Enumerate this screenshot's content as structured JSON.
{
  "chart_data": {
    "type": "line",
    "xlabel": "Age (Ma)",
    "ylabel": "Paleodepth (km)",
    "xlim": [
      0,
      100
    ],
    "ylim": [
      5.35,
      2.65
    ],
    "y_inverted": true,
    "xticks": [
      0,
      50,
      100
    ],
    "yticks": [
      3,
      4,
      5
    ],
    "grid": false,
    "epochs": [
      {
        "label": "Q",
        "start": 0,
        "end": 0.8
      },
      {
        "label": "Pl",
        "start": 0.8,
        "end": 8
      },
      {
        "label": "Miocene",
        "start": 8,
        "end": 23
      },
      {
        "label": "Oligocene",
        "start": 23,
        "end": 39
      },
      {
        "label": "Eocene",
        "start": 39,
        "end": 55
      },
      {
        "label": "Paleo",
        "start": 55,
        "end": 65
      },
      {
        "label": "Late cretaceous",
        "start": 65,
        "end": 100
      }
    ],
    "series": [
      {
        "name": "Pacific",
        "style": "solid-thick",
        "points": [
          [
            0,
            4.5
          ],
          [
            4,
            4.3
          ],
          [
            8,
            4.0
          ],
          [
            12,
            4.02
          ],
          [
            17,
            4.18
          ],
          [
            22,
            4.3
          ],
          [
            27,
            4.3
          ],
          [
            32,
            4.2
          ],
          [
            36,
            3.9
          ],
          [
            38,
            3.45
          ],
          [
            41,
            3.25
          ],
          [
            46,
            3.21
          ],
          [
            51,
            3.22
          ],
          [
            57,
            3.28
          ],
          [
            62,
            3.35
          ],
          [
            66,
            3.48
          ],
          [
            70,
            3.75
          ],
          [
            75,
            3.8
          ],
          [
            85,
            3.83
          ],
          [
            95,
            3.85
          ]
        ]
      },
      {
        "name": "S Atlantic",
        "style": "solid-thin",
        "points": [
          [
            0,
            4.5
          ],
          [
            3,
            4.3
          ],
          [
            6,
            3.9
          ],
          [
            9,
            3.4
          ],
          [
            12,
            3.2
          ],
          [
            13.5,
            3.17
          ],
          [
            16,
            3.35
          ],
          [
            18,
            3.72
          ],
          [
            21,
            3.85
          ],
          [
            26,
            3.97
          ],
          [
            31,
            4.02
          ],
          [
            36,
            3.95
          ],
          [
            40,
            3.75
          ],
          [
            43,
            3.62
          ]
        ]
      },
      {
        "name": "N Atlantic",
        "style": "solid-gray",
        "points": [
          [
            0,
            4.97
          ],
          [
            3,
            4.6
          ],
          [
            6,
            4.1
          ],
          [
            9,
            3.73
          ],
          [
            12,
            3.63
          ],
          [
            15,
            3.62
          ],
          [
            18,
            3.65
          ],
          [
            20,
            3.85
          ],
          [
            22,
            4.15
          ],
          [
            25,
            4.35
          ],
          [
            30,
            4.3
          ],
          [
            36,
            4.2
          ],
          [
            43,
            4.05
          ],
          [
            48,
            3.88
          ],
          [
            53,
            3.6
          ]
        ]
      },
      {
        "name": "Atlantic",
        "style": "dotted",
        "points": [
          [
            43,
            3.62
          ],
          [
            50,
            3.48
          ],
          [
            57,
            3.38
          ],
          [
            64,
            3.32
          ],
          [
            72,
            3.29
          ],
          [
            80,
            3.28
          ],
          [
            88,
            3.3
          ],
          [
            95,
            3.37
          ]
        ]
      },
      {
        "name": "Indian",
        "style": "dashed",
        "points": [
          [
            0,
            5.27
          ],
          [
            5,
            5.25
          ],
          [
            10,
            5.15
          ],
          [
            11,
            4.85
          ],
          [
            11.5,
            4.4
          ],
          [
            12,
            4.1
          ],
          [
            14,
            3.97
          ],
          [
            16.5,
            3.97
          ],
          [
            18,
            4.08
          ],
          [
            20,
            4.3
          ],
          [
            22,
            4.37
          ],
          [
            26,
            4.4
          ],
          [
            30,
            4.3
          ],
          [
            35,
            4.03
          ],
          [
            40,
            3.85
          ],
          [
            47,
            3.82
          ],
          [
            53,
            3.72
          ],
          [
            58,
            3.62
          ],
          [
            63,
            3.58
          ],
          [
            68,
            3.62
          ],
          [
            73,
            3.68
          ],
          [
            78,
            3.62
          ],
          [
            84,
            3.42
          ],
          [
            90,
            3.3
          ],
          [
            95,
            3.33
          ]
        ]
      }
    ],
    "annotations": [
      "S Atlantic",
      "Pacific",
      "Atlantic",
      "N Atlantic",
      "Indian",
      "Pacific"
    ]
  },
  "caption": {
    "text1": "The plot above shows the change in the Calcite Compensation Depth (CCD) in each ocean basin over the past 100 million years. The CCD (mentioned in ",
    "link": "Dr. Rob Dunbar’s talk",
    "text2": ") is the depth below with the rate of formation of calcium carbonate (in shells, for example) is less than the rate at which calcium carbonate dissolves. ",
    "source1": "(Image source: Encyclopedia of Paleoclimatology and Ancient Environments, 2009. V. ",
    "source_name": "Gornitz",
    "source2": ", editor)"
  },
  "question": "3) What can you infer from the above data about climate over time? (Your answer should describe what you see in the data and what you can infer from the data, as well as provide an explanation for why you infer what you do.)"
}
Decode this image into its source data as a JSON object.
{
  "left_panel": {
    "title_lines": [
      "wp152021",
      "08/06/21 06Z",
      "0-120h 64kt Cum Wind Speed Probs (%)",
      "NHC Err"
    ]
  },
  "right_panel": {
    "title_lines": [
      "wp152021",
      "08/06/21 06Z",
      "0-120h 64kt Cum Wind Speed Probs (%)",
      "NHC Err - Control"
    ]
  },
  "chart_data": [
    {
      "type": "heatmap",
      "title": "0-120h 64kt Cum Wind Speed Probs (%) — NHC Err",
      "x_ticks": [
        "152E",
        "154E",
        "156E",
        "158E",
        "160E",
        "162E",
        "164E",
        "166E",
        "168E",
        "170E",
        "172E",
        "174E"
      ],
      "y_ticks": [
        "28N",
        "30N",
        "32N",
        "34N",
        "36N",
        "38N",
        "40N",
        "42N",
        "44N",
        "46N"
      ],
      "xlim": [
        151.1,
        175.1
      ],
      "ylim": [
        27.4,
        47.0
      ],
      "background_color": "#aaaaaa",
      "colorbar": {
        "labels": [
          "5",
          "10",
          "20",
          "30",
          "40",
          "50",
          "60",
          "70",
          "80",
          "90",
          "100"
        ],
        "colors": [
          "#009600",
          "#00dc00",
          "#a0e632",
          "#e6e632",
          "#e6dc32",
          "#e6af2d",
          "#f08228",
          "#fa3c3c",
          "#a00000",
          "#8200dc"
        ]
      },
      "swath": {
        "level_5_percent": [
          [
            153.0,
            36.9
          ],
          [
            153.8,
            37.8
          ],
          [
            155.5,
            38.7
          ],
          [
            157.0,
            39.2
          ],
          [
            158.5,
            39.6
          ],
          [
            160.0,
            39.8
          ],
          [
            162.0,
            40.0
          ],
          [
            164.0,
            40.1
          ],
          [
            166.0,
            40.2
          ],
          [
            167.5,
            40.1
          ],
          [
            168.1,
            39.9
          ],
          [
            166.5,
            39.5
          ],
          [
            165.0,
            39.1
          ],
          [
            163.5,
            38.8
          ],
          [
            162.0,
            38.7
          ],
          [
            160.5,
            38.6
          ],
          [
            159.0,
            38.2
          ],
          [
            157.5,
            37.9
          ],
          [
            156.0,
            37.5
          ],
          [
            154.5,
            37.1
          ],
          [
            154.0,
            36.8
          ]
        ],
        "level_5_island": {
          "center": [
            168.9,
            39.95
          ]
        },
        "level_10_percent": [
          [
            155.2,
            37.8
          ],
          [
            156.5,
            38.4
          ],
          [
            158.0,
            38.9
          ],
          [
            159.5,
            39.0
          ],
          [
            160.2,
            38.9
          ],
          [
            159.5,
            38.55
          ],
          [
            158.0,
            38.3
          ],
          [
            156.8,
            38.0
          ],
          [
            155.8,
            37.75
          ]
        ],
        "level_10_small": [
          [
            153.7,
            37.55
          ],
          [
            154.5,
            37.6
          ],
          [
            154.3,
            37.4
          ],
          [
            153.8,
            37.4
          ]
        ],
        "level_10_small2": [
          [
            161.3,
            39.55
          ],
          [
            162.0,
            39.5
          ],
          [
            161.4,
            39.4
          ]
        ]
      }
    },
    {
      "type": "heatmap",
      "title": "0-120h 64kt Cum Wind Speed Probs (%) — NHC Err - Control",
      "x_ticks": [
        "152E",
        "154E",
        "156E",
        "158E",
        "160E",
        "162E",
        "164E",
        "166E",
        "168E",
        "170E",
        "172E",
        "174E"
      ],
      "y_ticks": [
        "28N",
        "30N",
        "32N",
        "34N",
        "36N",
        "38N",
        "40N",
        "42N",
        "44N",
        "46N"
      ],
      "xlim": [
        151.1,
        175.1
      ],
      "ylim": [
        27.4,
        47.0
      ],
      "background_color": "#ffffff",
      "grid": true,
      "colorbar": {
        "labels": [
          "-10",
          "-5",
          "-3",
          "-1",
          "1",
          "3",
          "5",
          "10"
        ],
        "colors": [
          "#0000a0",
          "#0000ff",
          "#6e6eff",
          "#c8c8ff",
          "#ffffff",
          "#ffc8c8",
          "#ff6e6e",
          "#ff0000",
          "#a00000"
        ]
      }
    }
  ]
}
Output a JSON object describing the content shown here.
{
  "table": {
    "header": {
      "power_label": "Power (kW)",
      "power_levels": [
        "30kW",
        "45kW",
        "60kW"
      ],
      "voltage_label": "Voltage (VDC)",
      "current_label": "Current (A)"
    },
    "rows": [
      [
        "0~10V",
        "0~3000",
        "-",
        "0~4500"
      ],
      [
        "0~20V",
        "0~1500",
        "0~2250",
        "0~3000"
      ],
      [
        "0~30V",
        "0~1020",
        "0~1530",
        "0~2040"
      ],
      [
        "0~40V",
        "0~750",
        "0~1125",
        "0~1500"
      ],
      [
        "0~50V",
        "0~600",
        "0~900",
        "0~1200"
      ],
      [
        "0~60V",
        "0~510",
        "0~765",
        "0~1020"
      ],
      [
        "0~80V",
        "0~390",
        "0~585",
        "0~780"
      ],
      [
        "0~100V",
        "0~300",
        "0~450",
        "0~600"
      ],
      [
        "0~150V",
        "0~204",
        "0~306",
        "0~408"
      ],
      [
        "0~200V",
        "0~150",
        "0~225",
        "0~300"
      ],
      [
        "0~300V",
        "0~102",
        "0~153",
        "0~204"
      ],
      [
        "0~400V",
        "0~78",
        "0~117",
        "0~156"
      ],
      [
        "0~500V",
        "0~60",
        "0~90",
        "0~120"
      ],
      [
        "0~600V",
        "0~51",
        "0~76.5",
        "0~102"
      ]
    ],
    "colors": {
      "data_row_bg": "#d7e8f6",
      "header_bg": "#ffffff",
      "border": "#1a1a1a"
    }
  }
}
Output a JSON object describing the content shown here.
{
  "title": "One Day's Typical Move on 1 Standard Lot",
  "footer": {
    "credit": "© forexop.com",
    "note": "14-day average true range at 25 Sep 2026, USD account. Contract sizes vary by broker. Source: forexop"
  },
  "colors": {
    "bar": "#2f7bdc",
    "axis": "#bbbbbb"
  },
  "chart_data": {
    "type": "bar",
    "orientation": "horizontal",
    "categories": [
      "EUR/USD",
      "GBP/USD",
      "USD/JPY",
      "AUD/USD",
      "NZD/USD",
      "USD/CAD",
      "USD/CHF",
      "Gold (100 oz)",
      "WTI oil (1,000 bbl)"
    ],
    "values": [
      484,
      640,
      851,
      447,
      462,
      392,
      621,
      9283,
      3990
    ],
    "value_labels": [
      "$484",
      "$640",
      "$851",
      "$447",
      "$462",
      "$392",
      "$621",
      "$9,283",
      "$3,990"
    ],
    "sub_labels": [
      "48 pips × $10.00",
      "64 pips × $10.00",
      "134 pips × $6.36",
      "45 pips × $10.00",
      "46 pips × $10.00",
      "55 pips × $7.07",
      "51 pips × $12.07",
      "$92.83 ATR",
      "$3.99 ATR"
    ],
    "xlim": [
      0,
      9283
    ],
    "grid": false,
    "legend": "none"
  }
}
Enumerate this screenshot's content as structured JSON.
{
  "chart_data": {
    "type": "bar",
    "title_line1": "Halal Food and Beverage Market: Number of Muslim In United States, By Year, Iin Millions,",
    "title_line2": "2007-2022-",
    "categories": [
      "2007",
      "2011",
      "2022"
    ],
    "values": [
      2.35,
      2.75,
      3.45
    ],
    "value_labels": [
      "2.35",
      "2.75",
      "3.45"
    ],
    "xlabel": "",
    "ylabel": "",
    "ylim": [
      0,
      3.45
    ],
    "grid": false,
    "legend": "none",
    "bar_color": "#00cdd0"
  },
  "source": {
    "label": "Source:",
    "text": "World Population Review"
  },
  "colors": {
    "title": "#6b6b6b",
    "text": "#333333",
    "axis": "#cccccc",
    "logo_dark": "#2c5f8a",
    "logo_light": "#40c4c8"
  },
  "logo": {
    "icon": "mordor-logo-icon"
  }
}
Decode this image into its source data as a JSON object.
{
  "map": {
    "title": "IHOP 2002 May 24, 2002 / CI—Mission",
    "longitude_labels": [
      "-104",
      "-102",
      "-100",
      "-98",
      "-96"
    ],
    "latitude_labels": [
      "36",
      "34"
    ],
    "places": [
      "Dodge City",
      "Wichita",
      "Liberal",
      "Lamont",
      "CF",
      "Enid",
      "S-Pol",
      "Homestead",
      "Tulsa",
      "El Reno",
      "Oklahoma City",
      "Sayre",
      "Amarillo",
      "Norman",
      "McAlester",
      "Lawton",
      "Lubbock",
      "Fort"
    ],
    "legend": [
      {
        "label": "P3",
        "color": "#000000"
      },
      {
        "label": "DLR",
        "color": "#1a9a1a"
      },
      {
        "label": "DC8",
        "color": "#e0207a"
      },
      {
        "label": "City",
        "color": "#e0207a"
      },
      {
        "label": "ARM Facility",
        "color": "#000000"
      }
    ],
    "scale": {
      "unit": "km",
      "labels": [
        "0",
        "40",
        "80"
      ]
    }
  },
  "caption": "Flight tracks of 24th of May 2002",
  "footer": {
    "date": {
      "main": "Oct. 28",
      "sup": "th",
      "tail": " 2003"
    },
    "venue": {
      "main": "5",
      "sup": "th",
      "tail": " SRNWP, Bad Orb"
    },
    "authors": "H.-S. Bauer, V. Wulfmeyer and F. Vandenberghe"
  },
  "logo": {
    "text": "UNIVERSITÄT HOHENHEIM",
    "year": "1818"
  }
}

* Exercise *
Find each line with the string "Wind" and copy it out.

* Task answer *
      "0-120h 64kt Cum Wind Speed Probs (%)",
      "0-120h 64kt Cum Wind Speed Probs (%)",
      "title": "0-120h 64kt Cum Wind Speed Probs (%) — NHC Err",
      "title": "0-120h 64kt Cum Wind Speed Probs (%) — NHC Err - Control",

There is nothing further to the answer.